____ Entries shown
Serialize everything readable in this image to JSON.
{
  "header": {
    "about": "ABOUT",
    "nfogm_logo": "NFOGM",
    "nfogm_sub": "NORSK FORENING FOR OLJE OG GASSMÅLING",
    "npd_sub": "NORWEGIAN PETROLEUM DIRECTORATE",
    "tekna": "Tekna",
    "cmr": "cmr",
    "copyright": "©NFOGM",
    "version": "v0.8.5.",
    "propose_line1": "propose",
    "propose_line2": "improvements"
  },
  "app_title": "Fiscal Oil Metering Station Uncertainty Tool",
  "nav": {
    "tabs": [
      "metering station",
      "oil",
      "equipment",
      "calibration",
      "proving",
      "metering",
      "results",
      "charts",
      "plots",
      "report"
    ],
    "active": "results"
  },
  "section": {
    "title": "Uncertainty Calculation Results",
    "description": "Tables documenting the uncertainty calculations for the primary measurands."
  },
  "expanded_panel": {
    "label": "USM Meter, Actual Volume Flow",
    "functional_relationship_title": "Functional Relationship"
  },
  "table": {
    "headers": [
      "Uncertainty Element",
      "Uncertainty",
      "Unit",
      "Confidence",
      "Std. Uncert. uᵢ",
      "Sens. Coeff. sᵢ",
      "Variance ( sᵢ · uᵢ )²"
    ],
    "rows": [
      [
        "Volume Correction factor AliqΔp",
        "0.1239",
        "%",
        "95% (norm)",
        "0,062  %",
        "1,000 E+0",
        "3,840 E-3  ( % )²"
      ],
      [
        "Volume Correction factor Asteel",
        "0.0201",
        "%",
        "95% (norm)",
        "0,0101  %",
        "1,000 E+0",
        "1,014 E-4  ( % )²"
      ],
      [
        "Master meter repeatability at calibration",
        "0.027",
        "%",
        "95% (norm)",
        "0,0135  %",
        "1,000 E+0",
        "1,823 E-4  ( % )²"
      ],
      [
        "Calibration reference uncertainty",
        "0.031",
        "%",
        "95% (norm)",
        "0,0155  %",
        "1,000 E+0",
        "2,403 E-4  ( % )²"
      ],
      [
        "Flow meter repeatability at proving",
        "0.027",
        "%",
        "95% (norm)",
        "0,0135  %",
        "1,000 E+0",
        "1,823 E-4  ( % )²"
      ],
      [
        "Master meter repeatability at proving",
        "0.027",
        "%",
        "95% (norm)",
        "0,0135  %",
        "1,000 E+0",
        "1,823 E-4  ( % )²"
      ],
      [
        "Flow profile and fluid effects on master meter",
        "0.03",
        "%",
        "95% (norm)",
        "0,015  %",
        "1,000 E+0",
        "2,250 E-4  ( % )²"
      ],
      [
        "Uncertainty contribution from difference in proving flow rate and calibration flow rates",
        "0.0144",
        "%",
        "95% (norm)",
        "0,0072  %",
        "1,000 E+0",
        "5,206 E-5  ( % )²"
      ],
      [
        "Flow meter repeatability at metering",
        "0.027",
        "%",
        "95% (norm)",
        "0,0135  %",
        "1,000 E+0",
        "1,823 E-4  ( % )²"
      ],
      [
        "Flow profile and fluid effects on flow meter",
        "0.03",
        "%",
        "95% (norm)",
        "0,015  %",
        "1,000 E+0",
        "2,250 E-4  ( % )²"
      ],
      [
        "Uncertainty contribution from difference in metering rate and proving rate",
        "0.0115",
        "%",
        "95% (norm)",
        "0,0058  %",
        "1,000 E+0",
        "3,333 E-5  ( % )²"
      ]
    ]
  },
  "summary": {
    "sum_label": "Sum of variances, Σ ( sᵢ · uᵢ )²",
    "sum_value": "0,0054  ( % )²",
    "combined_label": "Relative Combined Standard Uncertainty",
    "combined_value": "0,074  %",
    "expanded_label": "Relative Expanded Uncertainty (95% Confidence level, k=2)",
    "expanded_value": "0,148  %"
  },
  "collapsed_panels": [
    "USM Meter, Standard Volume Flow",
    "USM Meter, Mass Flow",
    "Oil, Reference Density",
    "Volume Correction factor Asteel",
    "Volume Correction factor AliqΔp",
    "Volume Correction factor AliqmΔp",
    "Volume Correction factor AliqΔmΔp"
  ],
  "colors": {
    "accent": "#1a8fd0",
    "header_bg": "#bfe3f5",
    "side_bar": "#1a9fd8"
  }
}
________
● Exercise:
Please quote the data above in full, with no line missing.

● Correct result:
Serialize everything readable in this image to JSON.
{
  "header": {
    "about": "ABOUT",
    "nfogm_logo": "NFOGM",
    "nfogm_sub": "NORSK FORENING FOR OLJE OG GASSMÅLING",
    "npd_sub": "NORWEGIAN PETROLEUM DIRECTORATE",
    "tekna": "Tekna",
    "cmr": "cmr",
    "copyright": "©NFOGM",
    "version": "v0.8.5.",
    "propose_line1": "propose",
    "propose_line2": "improvements"
  },
  "app_title": "Fiscal Oil Metering Station Uncertainty Tool",
  "nav": {
    "tabs": [
      "metering station",
      "oil",
      "equipment",
      "calibration",
      "proving",
      "metering",
      "results",
      "charts",
      "plots",
      "report"
    ],
    "active": "results"
  },
  "section": {
    "title": "Uncertainty Calculation Results",
    "description": "Tables documenting the uncertainty calculations for the primary measurands."
  },
  "expanded_panel": {
    "label": "USM Meter, Actual Volume Flow",
    "functional_relationship_title": "Functional Relationship"
  },
  "table": {
    "headers": [
      "Uncertainty Element",
      "Uncertainty",
      "Unit",
      "Confidence",
      "Std. Uncert. uᵢ",
      "Sens. Coeff. sᵢ",
      "Variance ( sᵢ · uᵢ )²"
    ],
    "rows": [
      [
        "Volume Correction factor AliqΔp",
        "0.1239",
        "%",
        "95% (norm)",
        "0,062  %",
        "1,000 E+0",
        "3,840 E-3  ( % )²"
      ],
      [
        "Volume Correction factor Asteel",
        "0.0201",
        "%",
        "95% (norm)",
        "0,0101  %",
        "1,000 E+0",
        "1,014 E-4  ( % )²"
      ],
      [
        "Master meter repeatability at calibration",
        "0.027",
        "%",
        "95% (norm)",
        "0,0135  %",
        "1,000 E+0",
        "1,823 E-4  ( % )²"
      ],
      [
        "Calibration reference uncertainty",
        "0.031",
        "%",
        "95% (norm)",
        "0,0155  %",
        "1,000 E+0",
        "2,403 E-4  ( % )²"
      ],
      [
        "Flow meter repeatability at proving",
        "0.027",
        "%",
        "95% (norm)",
        "0,0135  %",
        "1,000 E+0",
        "1,823 E-4  ( % )²"
      ],
      [
        "Master meter repeatability at proving",
        "0.027",
        "%",
        "95% (norm)",
        "0,0135  %",
        "1,000 E+0",
        "1,823 E-4  ( % )²"
      ],
      [
        "Flow profile and fluid effects on master meter",
        "0.03",
        "%",
        "95% (norm)",
        "0,015  %",
        "1,000 E+0",
        "2,250 E-4  ( % )²"
      ],
      [
        "Uncertainty contribution from difference in proving flow rate and calibration flow rates",
        "0.0144",
        "%",
        "95% (norm)",
        "0,0072  %",
        "1,000 E+0",
        "5,206 E-5  ( % )²"
      ],
      [
        "Flow meter repeatability at metering",
        "0.027",
        "%",
        "95% (norm)",
        "0,0135  %",
        "1,000 E+0",
        "1,823 E-4  ( % )²"
      ],
      [
        "Flow profile and fluid effects on flow meter",
        "0.03",
        "%",
        "95% (norm)",
        "0,015  %",
        "1,000 E+0",
        "2,250 E-4  ( % )²"
      ],
      [
        "Uncertainty contribution from difference in metering rate and proving rate",
        "0.0115",
        "%",
        "95% (norm)",
        "0,0058  %",
        "1,000 E+0",
        "3,333 E-5  ( % )²"
      ]
    ]
  },
  "summary": {
    "sum_label": "Sum of variances, Σ ( sᵢ · uᵢ )²",
    "sum_value": "0,0054  ( % )²",
    "combined_label": "Relative Combined Standard Uncertainty",
    "combined_value": "0,074  %",
    "expanded_label": "Relative Expanded Uncertainty (95% Confidence level, k=2)",
    "expanded_value": "0,148  %"
  },
  "collapsed_panels": [
    "USM Meter, Standard Volume Flow",
    "USM Meter, Mass Flow",
    "Oil, Reference Density",
    "Volume Correction factor Asteel",
    "Volume Correction factor AliqΔp",
    "Volume Correction factor AliqmΔp",
    "Volume Correction factor AliqΔmΔp"
  ],
  "colors": {
    "accent": "#1a8fd0",
    "header_bg": "#bfe3f5",
    "side_bar": "#1a9fd8"
  }
}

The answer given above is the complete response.